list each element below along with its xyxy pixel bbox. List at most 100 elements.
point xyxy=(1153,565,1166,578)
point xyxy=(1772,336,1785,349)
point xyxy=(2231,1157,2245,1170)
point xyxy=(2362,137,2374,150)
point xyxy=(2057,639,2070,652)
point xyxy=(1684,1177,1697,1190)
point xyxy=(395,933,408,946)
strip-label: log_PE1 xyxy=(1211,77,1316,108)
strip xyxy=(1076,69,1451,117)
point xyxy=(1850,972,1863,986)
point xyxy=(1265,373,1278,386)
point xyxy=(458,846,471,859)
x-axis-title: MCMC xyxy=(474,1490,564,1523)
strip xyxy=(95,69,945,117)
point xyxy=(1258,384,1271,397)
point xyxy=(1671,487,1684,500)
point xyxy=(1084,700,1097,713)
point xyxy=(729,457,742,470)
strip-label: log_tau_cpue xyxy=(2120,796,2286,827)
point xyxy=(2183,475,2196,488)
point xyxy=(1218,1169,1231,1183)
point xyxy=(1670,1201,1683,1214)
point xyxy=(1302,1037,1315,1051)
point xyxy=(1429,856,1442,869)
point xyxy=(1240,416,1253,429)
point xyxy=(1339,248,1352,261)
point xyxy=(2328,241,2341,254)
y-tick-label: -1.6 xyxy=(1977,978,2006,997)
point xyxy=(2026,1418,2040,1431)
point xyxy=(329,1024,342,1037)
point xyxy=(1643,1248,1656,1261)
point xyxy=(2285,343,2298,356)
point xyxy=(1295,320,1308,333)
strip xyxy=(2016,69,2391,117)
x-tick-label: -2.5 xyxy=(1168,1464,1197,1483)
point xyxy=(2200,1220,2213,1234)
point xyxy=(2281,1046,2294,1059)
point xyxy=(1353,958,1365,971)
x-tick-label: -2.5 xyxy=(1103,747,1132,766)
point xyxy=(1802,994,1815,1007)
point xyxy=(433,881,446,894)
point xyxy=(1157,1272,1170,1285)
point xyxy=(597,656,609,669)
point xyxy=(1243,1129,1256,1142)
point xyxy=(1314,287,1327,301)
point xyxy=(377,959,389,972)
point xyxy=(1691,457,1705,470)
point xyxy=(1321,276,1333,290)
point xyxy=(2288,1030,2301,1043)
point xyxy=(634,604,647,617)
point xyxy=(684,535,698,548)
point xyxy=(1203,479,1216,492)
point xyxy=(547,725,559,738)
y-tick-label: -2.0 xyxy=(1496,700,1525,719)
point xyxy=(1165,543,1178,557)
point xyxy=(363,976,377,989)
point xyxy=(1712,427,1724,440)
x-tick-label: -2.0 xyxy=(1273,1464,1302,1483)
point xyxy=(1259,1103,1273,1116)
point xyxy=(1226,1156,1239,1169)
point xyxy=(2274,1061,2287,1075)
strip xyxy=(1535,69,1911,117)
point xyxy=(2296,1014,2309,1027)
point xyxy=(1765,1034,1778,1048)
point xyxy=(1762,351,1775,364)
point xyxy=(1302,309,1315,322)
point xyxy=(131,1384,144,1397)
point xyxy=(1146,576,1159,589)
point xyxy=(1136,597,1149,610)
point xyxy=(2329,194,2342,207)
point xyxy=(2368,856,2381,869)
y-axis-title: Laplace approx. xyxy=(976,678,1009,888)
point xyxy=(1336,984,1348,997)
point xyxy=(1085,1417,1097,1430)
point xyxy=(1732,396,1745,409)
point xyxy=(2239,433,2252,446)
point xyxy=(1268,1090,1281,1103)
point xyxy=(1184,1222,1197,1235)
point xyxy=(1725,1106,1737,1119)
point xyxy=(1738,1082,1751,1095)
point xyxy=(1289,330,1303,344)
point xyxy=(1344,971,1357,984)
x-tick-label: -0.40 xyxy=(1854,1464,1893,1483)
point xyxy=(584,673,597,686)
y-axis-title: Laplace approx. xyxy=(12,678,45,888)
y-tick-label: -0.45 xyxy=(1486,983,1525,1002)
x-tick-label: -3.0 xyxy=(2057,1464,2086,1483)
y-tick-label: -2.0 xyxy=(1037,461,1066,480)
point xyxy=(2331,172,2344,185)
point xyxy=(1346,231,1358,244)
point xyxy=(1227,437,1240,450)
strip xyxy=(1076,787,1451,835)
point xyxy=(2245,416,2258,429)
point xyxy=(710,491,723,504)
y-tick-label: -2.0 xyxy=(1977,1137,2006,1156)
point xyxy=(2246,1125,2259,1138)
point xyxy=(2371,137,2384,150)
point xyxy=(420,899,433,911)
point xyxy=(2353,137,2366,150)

Your instructions:
Reproduce all of the items above, substituting "facet-label" for every occurrence of "strip-label" and leaving everything else unchanged.

The output:
list each element below along with its xyxy pixel bbox. List at most 100 elements.
point xyxy=(1153,565,1166,578)
point xyxy=(1772,336,1785,349)
point xyxy=(2231,1157,2245,1170)
point xyxy=(2362,137,2374,150)
point xyxy=(2057,639,2070,652)
point xyxy=(1684,1177,1697,1190)
point xyxy=(395,933,408,946)
facet-label: log_PE1 xyxy=(1211,77,1316,108)
strip xyxy=(1076,69,1451,117)
point xyxy=(1850,972,1863,986)
point xyxy=(1265,373,1278,386)
point xyxy=(458,846,471,859)
x-axis-title: MCMC xyxy=(474,1490,564,1523)
strip xyxy=(95,69,945,117)
point xyxy=(1258,384,1271,397)
point xyxy=(1671,487,1684,500)
point xyxy=(1084,700,1097,713)
point xyxy=(729,457,742,470)
facet-label: log_tau_cpue xyxy=(2120,796,2286,827)
point xyxy=(2183,475,2196,488)
point xyxy=(1218,1169,1231,1183)
point xyxy=(1670,1201,1683,1214)
point xyxy=(1302,1037,1315,1051)
point xyxy=(1429,856,1442,869)
point xyxy=(1240,416,1253,429)
point xyxy=(1339,248,1352,261)
point xyxy=(2328,241,2341,254)
y-tick-label: -1.6 xyxy=(1977,978,2006,997)
point xyxy=(2026,1418,2040,1431)
point xyxy=(329,1024,342,1037)
point xyxy=(1643,1248,1656,1261)
point xyxy=(2285,343,2298,356)
point xyxy=(1295,320,1308,333)
strip xyxy=(2016,69,2391,117)
x-tick-label: -2.5 xyxy=(1168,1464,1197,1483)
point xyxy=(2200,1220,2213,1234)
point xyxy=(2281,1046,2294,1059)
point xyxy=(1353,958,1365,971)
x-tick-label: -2.5 xyxy=(1103,747,1132,766)
point xyxy=(1802,994,1815,1007)
point xyxy=(433,881,446,894)
point xyxy=(1157,1272,1170,1285)
point xyxy=(597,656,609,669)
point xyxy=(1243,1129,1256,1142)
point xyxy=(1314,287,1327,301)
point xyxy=(377,959,389,972)
point xyxy=(1691,457,1705,470)
point xyxy=(1321,276,1333,290)
point xyxy=(2288,1030,2301,1043)
point xyxy=(634,604,647,617)
point xyxy=(684,535,698,548)
point xyxy=(1203,479,1216,492)
point xyxy=(547,725,559,738)
y-tick-label: -2.0 xyxy=(1496,700,1525,719)
point xyxy=(1165,543,1178,557)
point xyxy=(363,976,377,989)
point xyxy=(1712,427,1724,440)
x-tick-label: -2.0 xyxy=(1273,1464,1302,1483)
point xyxy=(1259,1103,1273,1116)
point xyxy=(1226,1156,1239,1169)
point xyxy=(2274,1061,2287,1075)
strip xyxy=(1535,69,1911,117)
point xyxy=(2296,1014,2309,1027)
point xyxy=(1765,1034,1778,1048)
point xyxy=(1762,351,1775,364)
point xyxy=(1302,309,1315,322)
point xyxy=(131,1384,144,1397)
point xyxy=(1146,576,1159,589)
point xyxy=(1136,597,1149,610)
point xyxy=(2329,194,2342,207)
point xyxy=(2368,856,2381,869)
y-axis-title: Laplace approx. xyxy=(976,678,1009,888)
point xyxy=(1336,984,1348,997)
point xyxy=(1085,1417,1097,1430)
point xyxy=(1732,396,1745,409)
point xyxy=(2239,433,2252,446)
point xyxy=(1268,1090,1281,1103)
point xyxy=(1184,1222,1197,1235)
point xyxy=(1725,1106,1737,1119)
point xyxy=(1738,1082,1751,1095)
point xyxy=(1289,330,1303,344)
point xyxy=(1344,971,1357,984)
x-tick-label: -0.40 xyxy=(1854,1464,1893,1483)
point xyxy=(584,673,597,686)
y-axis-title: Laplace approx. xyxy=(12,678,45,888)
y-tick-label: -0.45 xyxy=(1486,983,1525,1002)
x-tick-label: -3.0 xyxy=(2057,1464,2086,1483)
y-tick-label: -2.0 xyxy=(1037,461,1066,480)
point xyxy=(2331,172,2344,185)
point xyxy=(1346,231,1358,244)
point xyxy=(1227,437,1240,450)
strip xyxy=(1076,787,1451,835)
point xyxy=(2245,416,2258,429)
point xyxy=(710,491,723,504)
y-tick-label: -2.0 xyxy=(1977,1137,2006,1156)
point xyxy=(2246,1125,2259,1138)
point xyxy=(2371,137,2384,150)
point xyxy=(420,899,433,911)
point xyxy=(2353,137,2366,150)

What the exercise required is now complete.